Items from a dataset:
========================================================================

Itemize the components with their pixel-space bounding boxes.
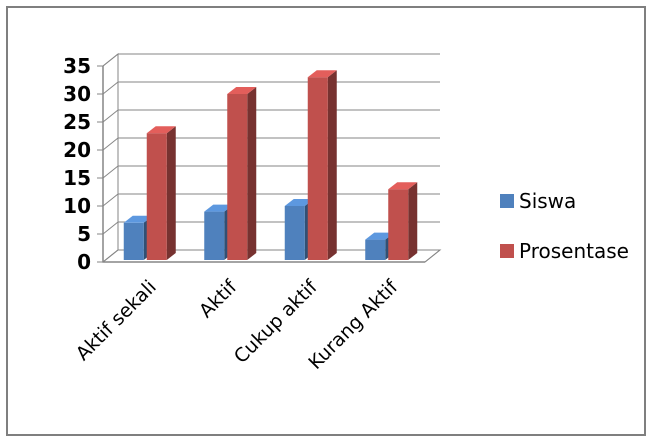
gridline-side — [102, 193, 119, 207]
floor-edge — [424, 249, 441, 263]
bars — [123, 70, 418, 260]
y-tick-label: 5 — [77, 222, 91, 246]
gridline-side — [102, 53, 119, 67]
legend-swatch — [500, 194, 514, 208]
legend-item-siswa: Siswa — [500, 189, 576, 213]
gridline-side — [102, 221, 119, 235]
x-category-label: Aktif sekali — [72, 276, 161, 365]
gridline-side — [102, 137, 119, 151]
legend-swatch — [500, 244, 514, 258]
y-tick-label: 10 — [63, 194, 91, 218]
y-tick-label: 25 — [63, 110, 91, 134]
x-category-label: Aktif — [195, 275, 242, 322]
gridline-side — [102, 165, 119, 179]
back-wall — [118, 54, 440, 250]
bar-prosentase-1 — [146, 126, 176, 260]
y-tick-label: 30 — [63, 82, 91, 106]
side-wall — [102, 52, 119, 264]
legend-label: Siswa — [519, 189, 576, 213]
gridline-side — [102, 249, 119, 263]
y-tick-label: 0 — [77, 250, 91, 274]
gridline-side — [102, 81, 119, 95]
y-axis-ticks: 0 5 10 15 20 25 30 35 — [63, 54, 441, 274]
y-tick-label: 15 — [63, 166, 91, 190]
bar-prosentase-3 — [307, 70, 337, 260]
bar-prosentase-2 — [227, 87, 257, 260]
gridline-side — [102, 109, 119, 123]
legend: Siswa Prosentase — [500, 189, 629, 263]
y-tick-label: 20 — [63, 138, 91, 162]
y-tick-label: 35 — [63, 54, 91, 78]
bar-prosentase-4 — [388, 182, 418, 260]
legend-label: Prosentase — [519, 239, 629, 263]
legend-item-prosentase: Prosentase — [500, 239, 629, 263]
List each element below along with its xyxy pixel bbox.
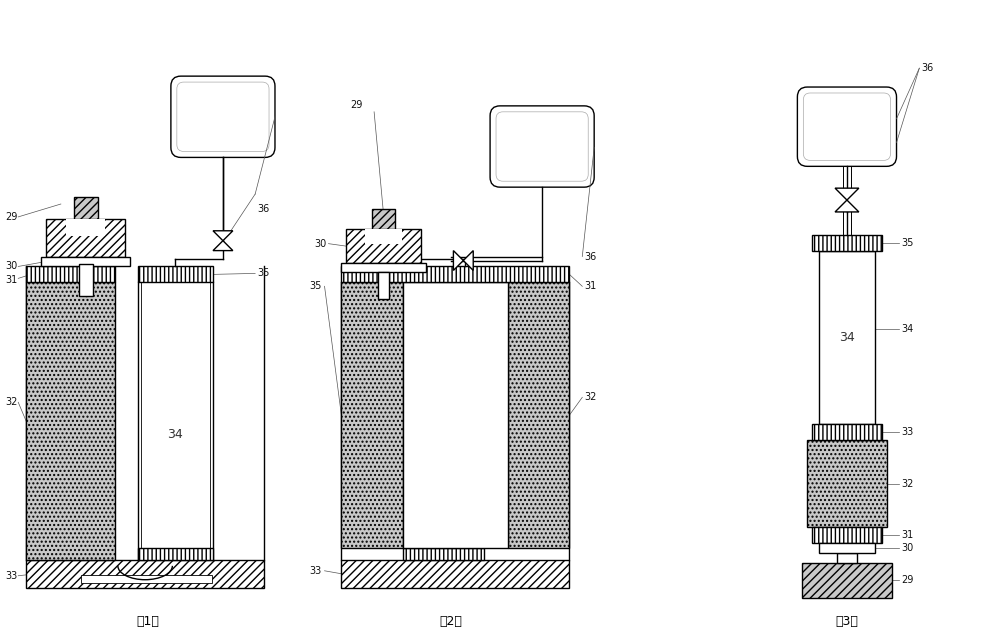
Bar bbox=[403, 548, 484, 560]
Polygon shape bbox=[213, 231, 233, 241]
Polygon shape bbox=[835, 188, 859, 200]
Text: 33: 33 bbox=[309, 566, 322, 575]
FancyBboxPatch shape bbox=[797, 87, 897, 167]
Polygon shape bbox=[453, 251, 463, 271]
Text: 36: 36 bbox=[257, 204, 269, 214]
Bar bbox=[802, 563, 892, 598]
Bar bbox=[508, 283, 569, 548]
Bar bbox=[341, 263, 426, 272]
Text: 30: 30 bbox=[901, 543, 914, 553]
Text: 30: 30 bbox=[5, 262, 18, 271]
Bar bbox=[81, 575, 212, 582]
Text: 29: 29 bbox=[901, 575, 914, 585]
Bar bbox=[812, 424, 882, 440]
FancyBboxPatch shape bbox=[496, 112, 588, 181]
Bar bbox=[46, 219, 125, 256]
Text: 35: 35 bbox=[309, 281, 322, 292]
Text: 31: 31 bbox=[584, 281, 597, 292]
Text: 34: 34 bbox=[167, 429, 183, 441]
FancyBboxPatch shape bbox=[171, 76, 275, 158]
Text: 33: 33 bbox=[5, 571, 18, 581]
Text: 31: 31 bbox=[901, 530, 914, 540]
Polygon shape bbox=[463, 251, 473, 271]
Bar bbox=[812, 527, 882, 543]
Text: 34: 34 bbox=[901, 323, 914, 334]
Bar bbox=[341, 560, 569, 588]
Text: 29: 29 bbox=[5, 212, 18, 222]
Text: 32: 32 bbox=[5, 397, 18, 407]
Bar bbox=[66, 219, 105, 236]
Bar bbox=[138, 267, 213, 283]
Text: 30: 30 bbox=[314, 239, 327, 249]
Text: 35: 35 bbox=[901, 238, 914, 248]
Bar bbox=[26, 283, 115, 560]
Bar bbox=[41, 256, 130, 267]
Text: 36: 36 bbox=[584, 251, 597, 262]
Bar bbox=[365, 229, 402, 244]
Text: 35: 35 bbox=[257, 269, 270, 278]
Bar bbox=[403, 283, 508, 548]
FancyBboxPatch shape bbox=[803, 93, 891, 160]
Bar bbox=[812, 235, 882, 251]
Text: 33: 33 bbox=[901, 427, 914, 437]
FancyBboxPatch shape bbox=[177, 82, 269, 151]
Bar bbox=[341, 267, 569, 283]
Text: 34: 34 bbox=[448, 422, 463, 435]
Text: （3）: （3） bbox=[836, 615, 858, 628]
Bar bbox=[26, 267, 115, 283]
Bar bbox=[819, 543, 875, 553]
Bar bbox=[372, 209, 395, 229]
Bar bbox=[837, 553, 857, 563]
Bar bbox=[341, 283, 403, 548]
Bar bbox=[74, 197, 98, 219]
Text: 31: 31 bbox=[5, 276, 18, 285]
Text: （1）: （1） bbox=[137, 615, 160, 628]
Text: 36: 36 bbox=[921, 63, 934, 73]
Bar bbox=[807, 440, 887, 527]
Polygon shape bbox=[835, 200, 859, 212]
Text: 29: 29 bbox=[350, 100, 362, 110]
Bar bbox=[378, 272, 389, 299]
Bar bbox=[26, 560, 264, 588]
Bar bbox=[79, 265, 93, 296]
Text: 32: 32 bbox=[901, 478, 914, 489]
Bar bbox=[138, 548, 213, 560]
FancyBboxPatch shape bbox=[490, 106, 594, 187]
Text: 32: 32 bbox=[584, 392, 597, 403]
Bar bbox=[346, 229, 421, 263]
Bar bbox=[141, 283, 210, 560]
Text: 34: 34 bbox=[839, 331, 855, 344]
Text: （2）: （2） bbox=[439, 615, 462, 628]
Bar bbox=[819, 251, 875, 424]
Polygon shape bbox=[213, 241, 233, 251]
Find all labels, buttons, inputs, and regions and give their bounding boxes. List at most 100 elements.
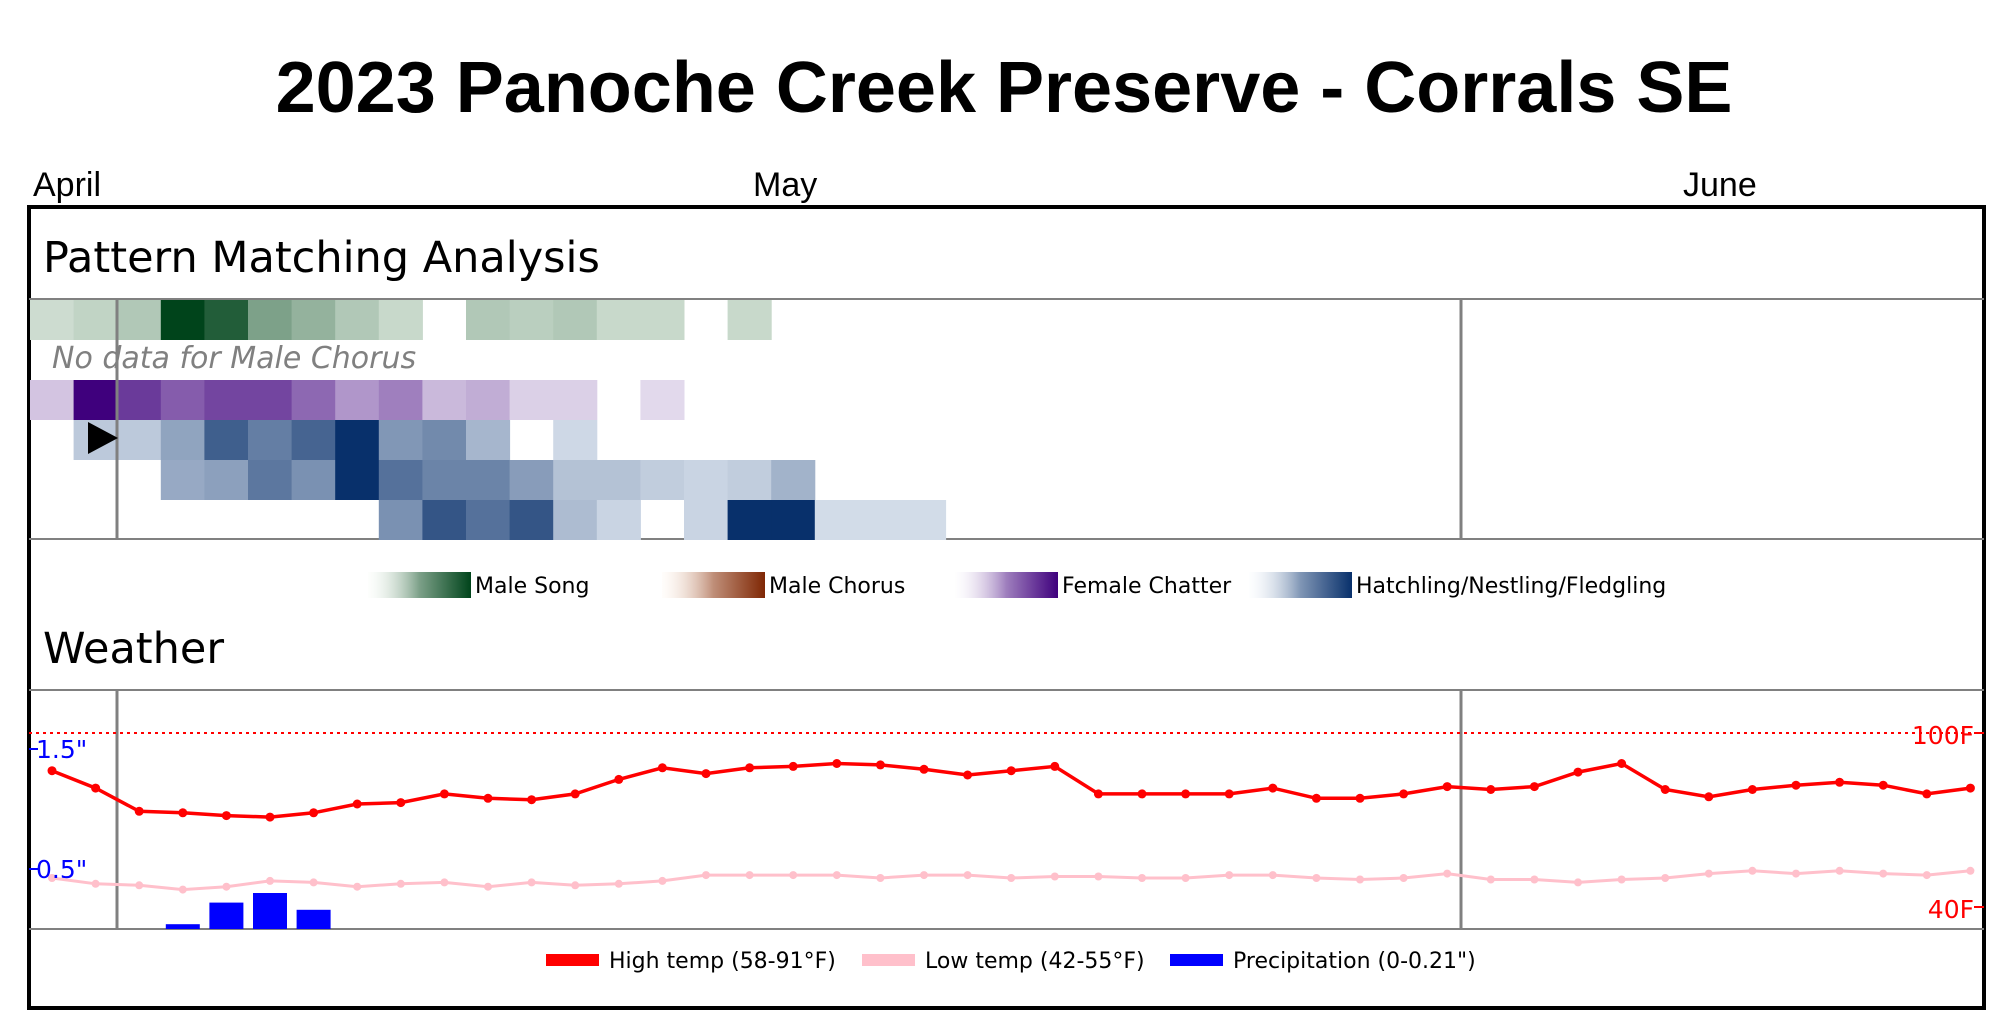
high-temp-point	[1617, 759, 1627, 768]
weather-legend-label: High temp (58-91°F)	[609, 949, 836, 974]
low-temp-point	[222, 882, 231, 891]
low-temp-point	[1138, 874, 1146, 882]
heatmap-cell	[378, 300, 423, 340]
high-temp-point	[1442, 782, 1452, 792]
month-label-april: April	[33, 166, 101, 204]
low-temp-point	[1748, 866, 1757, 875]
high-temp-point	[1529, 782, 1539, 792]
high-temp-point	[1747, 785, 1757, 794]
low-temp-point	[353, 882, 362, 891]
high-temp-point	[1399, 789, 1409, 799]
low-temp-point	[48, 874, 56, 882]
legend-swatch	[368, 572, 471, 598]
heatmap-cell	[466, 500, 511, 540]
heatmap-cell	[204, 300, 249, 340]
precip-bar	[165, 924, 200, 929]
low-temp-point	[832, 871, 841, 880]
heatmap-cell	[814, 500, 859, 540]
low-temp-point	[658, 876, 667, 885]
low-temp-point	[1486, 875, 1495, 884]
heatmap-cell	[509, 300, 554, 340]
high-temp-point	[1093, 789, 1103, 799]
high-temp-point	[1224, 789, 1234, 799]
heatmap-cell	[117, 300, 162, 340]
axis-label-100f: 100F	[1912, 721, 1974, 750]
low-temp-point	[1225, 871, 1234, 880]
low-temp-point	[1879, 869, 1888, 878]
heatmap-cell	[422, 500, 467, 540]
precip-bar	[209, 902, 244, 929]
heatmap-cell	[160, 380, 205, 420]
heatmap-cell	[422, 420, 467, 460]
heatmap-cell	[640, 300, 685, 340]
high-temp-point	[875, 760, 885, 770]
high-temp-point	[1704, 792, 1714, 802]
low-temp-point	[178, 885, 187, 894]
high-temp-point	[1181, 789, 1191, 799]
heatmap-cell	[727, 500, 772, 540]
heatmap	[30, 300, 947, 540]
legend-swatch	[955, 572, 1058, 598]
heatmap-cell	[771, 500, 816, 540]
high-temp-point	[570, 789, 580, 799]
heatmap-cell	[291, 460, 336, 500]
low-temp-point	[702, 871, 710, 880]
high-temp-point	[483, 793, 493, 803]
heatmap-cell	[335, 460, 380, 500]
heatmap-cell	[117, 380, 162, 420]
weather-legend-swatch	[862, 954, 915, 966]
low-temp-point	[1574, 878, 1582, 887]
heatmap-cell	[378, 500, 423, 540]
play-marker-icon	[88, 422, 118, 454]
heatmap-cell	[509, 500, 554, 540]
pattern-legend: Male Song Male Chorus Female Chatter Hatchl…	[368, 572, 1666, 599]
low-temp-point	[1530, 875, 1539, 884]
low-temp-point	[527, 878, 536, 887]
low-temp-point	[309, 878, 318, 887]
heatmap-cell	[335, 380, 380, 420]
heatmap-cell	[204, 380, 249, 420]
high-temp-point	[178, 808, 188, 818]
low-temp-point	[963, 871, 972, 880]
low-temp-point	[614, 879, 623, 888]
low-temp-point	[1835, 866, 1844, 875]
heatmap-cell	[466, 460, 511, 500]
low-temp-point	[1661, 874, 1670, 882]
precip-bar	[253, 893, 287, 929]
heatmap-cell	[73, 380, 118, 420]
heatmap-cell	[727, 460, 772, 500]
weather-section-title: Weather	[43, 624, 224, 674]
heatmap-cell	[291, 380, 336, 420]
high-temp-point	[963, 770, 973, 780]
heatmap-cell	[378, 380, 423, 420]
heatmap-cell	[771, 460, 816, 500]
heatmap-cell	[466, 300, 511, 340]
heatmap-cell	[509, 460, 554, 500]
heatmap-cell	[204, 420, 249, 460]
low-temp-point	[571, 881, 580, 890]
heatmap-cell	[684, 460, 729, 500]
low-temp-point	[1312, 874, 1321, 882]
weather-legend-label: Precipitation (0-0.21")	[1233, 949, 1476, 974]
legend-label: Male Song	[475, 574, 589, 599]
high-temp-point	[221, 811, 231, 821]
low-temp-point	[1007, 874, 1016, 882]
heatmap-cell	[248, 460, 293, 500]
low-temp-point	[1268, 871, 1277, 880]
high-temp-point	[396, 798, 406, 808]
heatmap-cell	[466, 380, 511, 420]
low-temp-point	[1094, 872, 1103, 881]
heatmap-cell	[248, 300, 293, 340]
heatmap-cell	[596, 500, 641, 540]
high-temp-point	[832, 759, 842, 768]
heatmap-cell	[30, 300, 75, 340]
heatmap-cell	[902, 500, 947, 540]
heatmap-cell	[553, 300, 598, 340]
low-temp-point	[745, 871, 754, 880]
chart-frame	[27, 205, 1986, 1010]
low-temp-point	[1922, 871, 1931, 880]
heatmap-cell	[30, 380, 75, 420]
high-temp-point	[614, 774, 624, 784]
high-temp-point	[788, 761, 798, 771]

========================================================================

▶ **Objective**
Render the stretch of the records from the start through the line containing "List each element" as a Markdown table with the columns Row and Line, numbering the lines in order. Omit the pictures and any blank lines.

▶ **Full response**
| Row | Line |
|---|---|
| 1 | Itemize the components with their pixel-space bounding boxes. |
| 2 | gridline-side — [102, 193, 119, 207] |
| 3 | floor-edge — [424, 249, 441, 263] |
| 4 | bars — [123, 70, 418, 260] |
| 5 | y-tick-label: 5 — [77, 222, 91, 246] |
| 6 | gridline-side — [102, 53, 119, 67] |
| 7 | legend-swatch — [500, 194, 514, 208] |
| 8 | legend-item-siswa: Siswa — [500, 189, 576, 213] |
| 9 | gridline-side — [102, 221, 119, 235] |
| 10 | x-category-label: Aktif sekali — [72, 276, 161, 365] |
| 11 | gridline-side — [102, 137, 119, 151] |
| 12 | legend-swatch — [500, 244, 514, 258] |
| 13 | y-tick-label: 10 — [63, 194, 91, 218] |
| 14 | y-tick-label: 25 — [63, 110, 91, 134] |
| 15 | x-category-label: Aktif — [195, 275, 242, 322] |
| 16 | gridline-side — [102, 165, 119, 179] |
| 17 | back-wall — [118, 54, 440, 250] |
| 18 | bar-prosentase-1 — [146, 126, 176, 260] |
| 19 | y-tick-label: 30 — [63, 82, 91, 106] |
| 20 | side-wall — [102, 52, 119, 264] |
| 21 | legend-label: Siswa — [519, 189, 576, 213] |
| 22 | gridline-side — [102, 249, 119, 263] |
| 23 | y-tick-label: 0 — [77, 250, 91, 274] |
| 24 | gridline-side — [102, 81, 119, 95] |
| 25 | y-axis-ticks: 0 5 10 15 20 25 30 35 — [63, 54, 441, 274] |
| 26 | y-tick-label: 15 — [63, 166, 91, 190] |
| 27 | bar-prosentase-3 — [307, 70, 337, 260] |
| 28 | bar-prosentase-2 — [227, 87, 257, 260] |
| 29 | gridline-side — [102, 109, 119, 123] |
| 30 | legend: Siswa Prosentase — [500, 189, 629, 263] |
| 31 | y-tick-label: 20 — [63, 138, 91, 162] |
| 32 | y-tick-label: 35 — [63, 54, 91, 78] |
| 33 | bar-prosentase-4 — [388, 182, 418, 260] |
| 34 | legend-label: Prosentase — [519, 239, 629, 263] |
| 35 | legend-item-prosentase: Prosentase — [500, 239, 629, 263] |
| 36 | List each element below along with its xyxy pixel bbox. |